# Data provided:
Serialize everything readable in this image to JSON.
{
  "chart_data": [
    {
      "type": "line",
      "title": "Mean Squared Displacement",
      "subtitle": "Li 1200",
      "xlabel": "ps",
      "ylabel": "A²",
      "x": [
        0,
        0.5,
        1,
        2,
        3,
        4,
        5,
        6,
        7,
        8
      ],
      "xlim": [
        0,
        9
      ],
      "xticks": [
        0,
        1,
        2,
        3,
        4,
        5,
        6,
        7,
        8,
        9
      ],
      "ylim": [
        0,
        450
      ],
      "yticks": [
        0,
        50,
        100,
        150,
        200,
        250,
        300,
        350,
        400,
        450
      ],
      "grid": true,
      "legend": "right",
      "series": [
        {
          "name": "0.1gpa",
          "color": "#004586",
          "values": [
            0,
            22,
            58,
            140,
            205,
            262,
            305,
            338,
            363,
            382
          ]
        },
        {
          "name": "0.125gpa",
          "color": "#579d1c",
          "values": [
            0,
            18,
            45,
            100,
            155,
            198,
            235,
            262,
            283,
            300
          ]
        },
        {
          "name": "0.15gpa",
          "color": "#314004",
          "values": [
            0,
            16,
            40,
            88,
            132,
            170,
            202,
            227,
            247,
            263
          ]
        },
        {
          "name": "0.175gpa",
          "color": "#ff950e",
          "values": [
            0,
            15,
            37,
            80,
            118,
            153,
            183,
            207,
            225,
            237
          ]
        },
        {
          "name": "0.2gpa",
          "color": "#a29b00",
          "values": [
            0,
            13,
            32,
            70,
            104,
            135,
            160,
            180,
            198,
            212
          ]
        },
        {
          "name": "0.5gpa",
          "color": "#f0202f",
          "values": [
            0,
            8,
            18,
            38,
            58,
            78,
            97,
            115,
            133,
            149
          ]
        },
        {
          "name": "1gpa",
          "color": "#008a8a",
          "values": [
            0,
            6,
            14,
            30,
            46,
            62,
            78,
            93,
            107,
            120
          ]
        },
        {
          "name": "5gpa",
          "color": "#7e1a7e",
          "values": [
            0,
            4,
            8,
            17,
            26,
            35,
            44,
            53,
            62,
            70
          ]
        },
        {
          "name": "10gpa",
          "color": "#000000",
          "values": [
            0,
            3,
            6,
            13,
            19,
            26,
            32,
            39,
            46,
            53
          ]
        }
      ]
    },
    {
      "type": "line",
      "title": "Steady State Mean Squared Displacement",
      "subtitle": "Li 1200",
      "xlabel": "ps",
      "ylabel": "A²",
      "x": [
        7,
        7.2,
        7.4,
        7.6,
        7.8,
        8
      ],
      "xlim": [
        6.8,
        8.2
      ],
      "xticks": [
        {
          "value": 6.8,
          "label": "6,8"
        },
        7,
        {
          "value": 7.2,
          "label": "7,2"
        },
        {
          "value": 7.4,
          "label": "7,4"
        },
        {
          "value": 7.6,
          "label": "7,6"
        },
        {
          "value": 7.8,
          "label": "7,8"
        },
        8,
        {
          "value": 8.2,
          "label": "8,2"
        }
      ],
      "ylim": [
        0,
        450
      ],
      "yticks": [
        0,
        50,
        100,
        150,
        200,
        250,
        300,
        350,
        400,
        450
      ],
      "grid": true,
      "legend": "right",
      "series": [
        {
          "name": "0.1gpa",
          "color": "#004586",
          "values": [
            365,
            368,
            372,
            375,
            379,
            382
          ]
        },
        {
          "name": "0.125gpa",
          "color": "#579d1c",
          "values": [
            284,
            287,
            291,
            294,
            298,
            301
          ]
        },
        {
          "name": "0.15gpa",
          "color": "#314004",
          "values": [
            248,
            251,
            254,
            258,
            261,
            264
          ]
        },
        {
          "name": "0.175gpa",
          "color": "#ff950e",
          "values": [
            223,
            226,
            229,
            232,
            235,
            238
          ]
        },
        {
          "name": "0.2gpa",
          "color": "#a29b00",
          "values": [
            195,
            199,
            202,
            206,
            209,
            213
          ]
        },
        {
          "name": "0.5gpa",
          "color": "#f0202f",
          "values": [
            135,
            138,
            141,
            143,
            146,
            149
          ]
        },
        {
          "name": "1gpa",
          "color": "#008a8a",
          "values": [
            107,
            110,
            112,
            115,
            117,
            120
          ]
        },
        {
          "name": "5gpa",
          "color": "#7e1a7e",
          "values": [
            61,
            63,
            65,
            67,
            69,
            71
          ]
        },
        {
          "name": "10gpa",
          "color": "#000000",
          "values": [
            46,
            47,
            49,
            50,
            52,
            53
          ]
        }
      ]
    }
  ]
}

# Do this:
Return each entry from above without altering a single character.

# Response to this exercise:
Serialize everything readable in this image to JSON.
{
  "chart_data": [
    {
      "type": "line",
      "title": "Mean Squared Displacement",
      "subtitle": "Li 1200",
      "xlabel": "ps",
      "ylabel": "A²",
      "x": [
        0,
        0.5,
        1,
        2,
        3,
        4,
        5,
        6,
        7,
        8
      ],
      "xlim": [
        0,
        9
      ],
      "xticks": [
        0,
        1,
        2,
        3,
        4,
        5,
        6,
        7,
        8,
        9
      ],
      "ylim": [
        0,
        450
      ],
      "yticks": [
        0,
        50,
        100,
        150,
        200,
        250,
        300,
        350,
        400,
        450
      ],
      "grid": true,
      "legend": "right",
      "series": [
        {
          "name": "0.1gpa",
          "color": "#004586",
          "values": [
            0,
            22,
            58,
            140,
            205,
            262,
            305,
            338,
            363,
            382
          ]
        },
        {
          "name": "0.125gpa",
          "color": "#579d1c",
          "values": [
            0,
            18,
            45,
            100,
            155,
            198,
            235,
            262,
            283,
            300
          ]
        },
        {
          "name": "0.15gpa",
          "color": "#314004",
          "values": [
            0,
            16,
            40,
            88,
            132,
            170,
            202,
            227,
            247,
            263
          ]
        },
        {
          "name": "0.175gpa",
          "color": "#ff950e",
          "values": [
            0,
            15,
            37,
            80,
            118,
            153,
            183,
            207,
            225,
            237
          ]
        },
        {
          "name": "0.2gpa",
          "color": "#a29b00",
          "values": [
            0,
            13,
            32,
            70,
            104,
            135,
            160,
            180,
            198,
            212
          ]
        },
        {
          "name": "0.5gpa",
          "color": "#f0202f",
          "values": [
            0,
            8,
            18,
            38,
            58,
            78,
            97,
            115,
            133,
            149
          ]
        },
        {
          "name": "1gpa",
          "color": "#008a8a",
          "values": [
            0,
            6,
            14,
            30,
            46,
            62,
            78,
            93,
            107,
            120
          ]
        },
        {
          "name": "5gpa",
          "color": "#7e1a7e",
          "values": [
            0,
            4,
            8,
            17,
            26,
            35,
            44,
            53,
            62,
            70
          ]
        },
        {
          "name": "10gpa",
          "color": "#000000",
          "values": [
            0,
            3,
            6,
            13,
            19,
            26,
            32,
            39,
            46,
            53
          ]
        }
      ]
    },
    {
      "type": "line",
      "title": "Steady State Mean Squared Displacement",
      "subtitle": "Li 1200",
      "xlabel": "ps",
      "ylabel": "A²",
      "x": [
        7,
        7.2,
        7.4,
        7.6,
        7.8,
        8
      ],
      "xlim": [
        6.8,
        8.2
      ],
      "xticks": [
        {
          "value": 6.8,
          "label": "6,8"
        },
        7,
        {
          "value": 7.2,
          "label": "7,2"
        },
        {
          "value": 7.4,
          "label": "7,4"
        },
        {
          "value": 7.6,
          "label": "7,6"
        },
        {
          "value": 7.8,
          "label": "7,8"
        },
        8,
        {
          "value": 8.2,
          "label": "8,2"
        }
      ],
      "ylim": [
        0,
        450
      ],
      "yticks": [
        0,
        50,
        100,
        150,
        200,
        250,
        300,
        350,
        400,
        450
      ],
      "grid": true,
      "legend": "right",
      "series": [
        {
          "name": "0.1gpa",
          "color": "#004586",
          "values": [
            365,
            368,
            372,
            375,
            379,
            382
          ]
        },
        {
          "name": "0.125gpa",
          "color": "#579d1c",
          "values": [
            284,
            287,
            291,
            294,
            298,
            301
          ]
        },
        {
          "name": "0.15gpa",
          "color": "#314004",
          "values": [
            248,
            251,
            254,
            258,
            261,
            264
          ]
        },
        {
          "name": "0.175gpa",
          "color": "#ff950e",
          "values": [
            223,
            226,
            229,
            232,
            235,
            238
          ]
        },
        {
          "name": "0.2gpa",
          "color": "#a29b00",
          "values": [
            195,
            199,
            202,
            206,
            209,
            213
          ]
        },
        {
          "name": "0.5gpa",
          "color": "#f0202f",
          "values": [
            135,
            138,
            141,
            143,
            146,
            149
          ]
        },
        {
          "name": "1gpa",
          "color": "#008a8a",
          "values": [
            107,
            110,
            112,
            115,
            117,
            120
          ]
        },
        {
          "name": "5gpa",
          "color": "#7e1a7e",
          "values": [
            61,
            63,
            65,
            67,
            69,
            71
          ]
        },
        {
          "name": "10gpa",
          "color": "#000000",
          "values": [
            46,
            47,
            49,
            50,
            52,
            53
          ]
        }
      ]
    }
  ]
}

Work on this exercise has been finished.